Task to carry out
Please rename "parcel-label" to "plot-label" in the data between the lines holding "what elements are" and "parcel-label: 5/23 [757,303,775,313]", inclusive, leaving everything else unchanged. Give back only those lines, without the pictures.

+++ Data for this task +++

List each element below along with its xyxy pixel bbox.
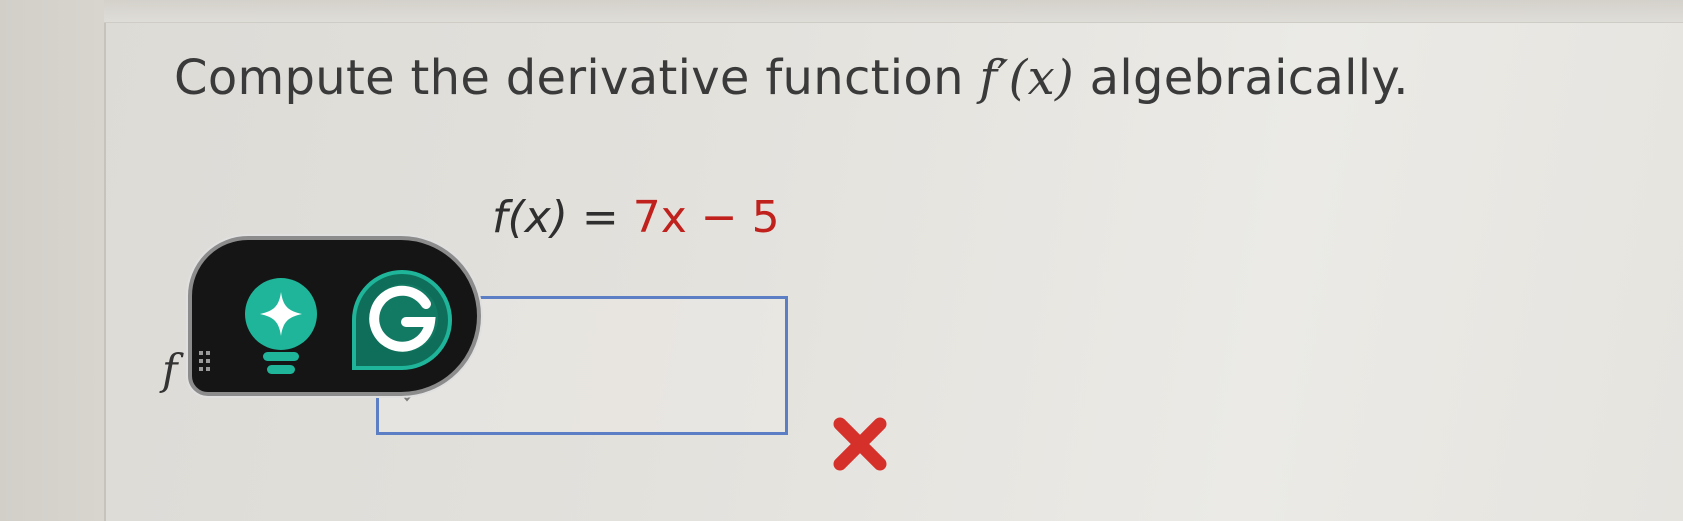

+++
+++ Data for this task +++

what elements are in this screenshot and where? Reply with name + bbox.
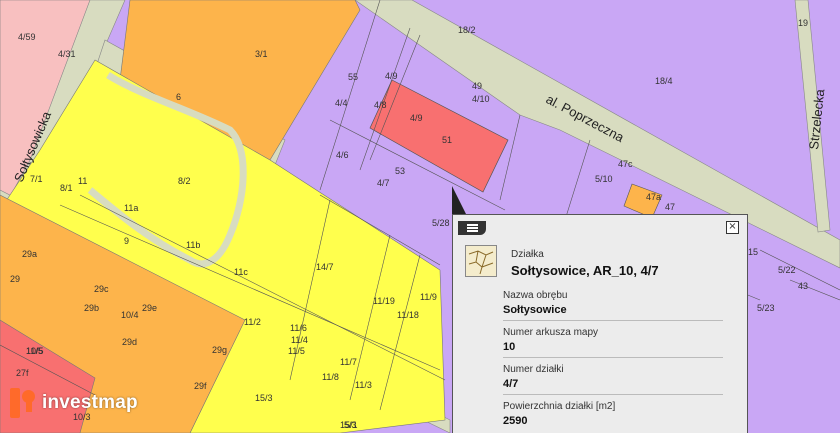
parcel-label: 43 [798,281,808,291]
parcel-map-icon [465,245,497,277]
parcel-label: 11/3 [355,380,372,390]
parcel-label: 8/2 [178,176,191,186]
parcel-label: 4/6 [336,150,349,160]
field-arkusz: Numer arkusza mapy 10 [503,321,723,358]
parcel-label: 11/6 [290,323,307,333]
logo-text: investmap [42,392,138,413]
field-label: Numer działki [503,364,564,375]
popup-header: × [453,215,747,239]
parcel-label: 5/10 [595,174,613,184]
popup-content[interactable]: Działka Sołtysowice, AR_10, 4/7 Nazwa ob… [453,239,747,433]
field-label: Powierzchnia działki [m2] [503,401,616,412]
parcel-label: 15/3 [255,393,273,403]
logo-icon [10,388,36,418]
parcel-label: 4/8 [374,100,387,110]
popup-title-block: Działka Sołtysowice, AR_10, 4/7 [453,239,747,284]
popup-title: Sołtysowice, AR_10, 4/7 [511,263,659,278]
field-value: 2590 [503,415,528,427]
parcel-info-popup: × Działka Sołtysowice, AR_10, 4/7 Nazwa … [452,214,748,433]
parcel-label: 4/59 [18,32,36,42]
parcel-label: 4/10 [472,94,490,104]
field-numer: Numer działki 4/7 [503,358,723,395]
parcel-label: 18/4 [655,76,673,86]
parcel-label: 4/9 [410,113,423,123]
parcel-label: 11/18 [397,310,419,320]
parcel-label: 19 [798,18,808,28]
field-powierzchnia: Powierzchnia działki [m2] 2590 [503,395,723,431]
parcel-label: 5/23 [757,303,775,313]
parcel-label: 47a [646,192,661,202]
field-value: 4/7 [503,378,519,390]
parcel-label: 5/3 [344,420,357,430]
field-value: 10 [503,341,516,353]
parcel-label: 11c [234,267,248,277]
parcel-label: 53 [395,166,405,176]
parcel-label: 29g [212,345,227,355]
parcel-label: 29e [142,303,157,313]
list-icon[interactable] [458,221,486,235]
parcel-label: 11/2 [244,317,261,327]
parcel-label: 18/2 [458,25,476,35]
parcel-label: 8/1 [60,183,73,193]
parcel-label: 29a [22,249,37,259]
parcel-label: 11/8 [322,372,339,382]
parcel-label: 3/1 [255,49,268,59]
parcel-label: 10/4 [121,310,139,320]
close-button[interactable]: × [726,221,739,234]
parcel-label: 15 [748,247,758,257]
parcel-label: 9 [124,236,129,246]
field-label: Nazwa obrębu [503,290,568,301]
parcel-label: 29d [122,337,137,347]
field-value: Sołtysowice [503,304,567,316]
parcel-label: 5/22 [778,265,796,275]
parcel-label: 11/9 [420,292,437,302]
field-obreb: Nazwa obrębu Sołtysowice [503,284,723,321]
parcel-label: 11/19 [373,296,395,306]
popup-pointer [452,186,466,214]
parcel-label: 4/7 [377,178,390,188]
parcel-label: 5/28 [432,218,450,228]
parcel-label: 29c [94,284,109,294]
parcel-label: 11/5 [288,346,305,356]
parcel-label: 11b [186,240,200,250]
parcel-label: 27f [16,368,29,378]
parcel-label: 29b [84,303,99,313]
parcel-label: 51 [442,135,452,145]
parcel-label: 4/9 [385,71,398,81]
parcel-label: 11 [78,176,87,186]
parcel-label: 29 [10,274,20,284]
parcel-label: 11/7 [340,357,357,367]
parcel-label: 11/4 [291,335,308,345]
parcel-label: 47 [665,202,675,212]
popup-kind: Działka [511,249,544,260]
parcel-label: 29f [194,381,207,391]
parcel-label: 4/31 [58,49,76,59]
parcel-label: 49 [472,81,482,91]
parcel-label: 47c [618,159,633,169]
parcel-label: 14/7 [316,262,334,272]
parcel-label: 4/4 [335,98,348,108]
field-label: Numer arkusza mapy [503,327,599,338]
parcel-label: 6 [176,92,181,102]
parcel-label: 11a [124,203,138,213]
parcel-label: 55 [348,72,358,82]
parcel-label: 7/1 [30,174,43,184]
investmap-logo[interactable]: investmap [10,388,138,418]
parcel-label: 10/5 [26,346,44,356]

+++
+++ Data for this task +++

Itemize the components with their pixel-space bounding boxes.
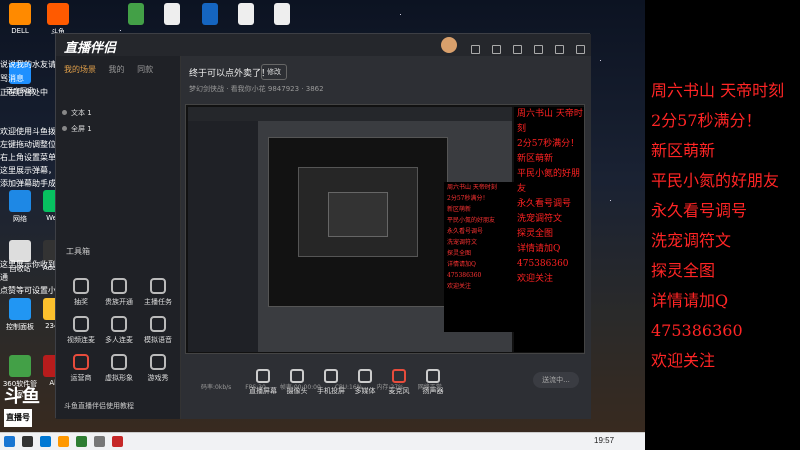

+++

Answer to this problem
what elements are in this screenshot and where? Reply with name + bbox.
plot-label: 43 [798,281,808,291]
parcel-map-icon [465,245,497,277]
plot-label: 11/3 [355,380,372,390]
plot-label: 8/2 [178,176,191,186]
plot-label: 4/6 [336,150,349,160]
field-arkusz: Numer arkusza mapy 10 [503,321,723,358]
plot-label: 11/6 [290,323,307,333]
logo-text: investmap [42,392,138,413]
field-label: Numer działki [503,364,564,375]
popup-header: × [453,215,747,239]
plot-label: 5/10 [595,174,613,184]
popup-content[interactable]: Działka Sołtysowice, AR_10, 4/7 Nazwa ob… [453,239,747,433]
field-label: Powierzchnia działki [m2] [503,401,616,412]
plot-label: 15/3 [255,393,273,403]
logo-icon [10,388,36,418]
plot-label: 4/8 [374,100,387,110]
popup-title-block: Działka Sołtysowice, AR_10, 4/7 [453,239,747,284]
popup-title: Sołtysowice, AR_10, 4/7 [511,263,659,278]
field-value: 2590 [503,415,528,427]
parcel-info-popup: × Działka Sołtysowice, AR_10, 4/7 Nazwa … [452,214,748,433]
plot-label: 4/59 [18,32,36,42]
plot-label: 4/10 [472,94,490,104]
field-numer: Numer działki 4/7 [503,358,723,395]
plot-label: 18/4 [655,76,673,86]
plot-label: 4/9 [410,113,423,123]
plot-label: 11/18 [397,310,419,320]
plot-label: 19 [798,18,808,28]
field-powierzchnia: Powierzchnia działki [m2] 2590 [503,395,723,431]
plot-label: 5/23 [757,303,775,313]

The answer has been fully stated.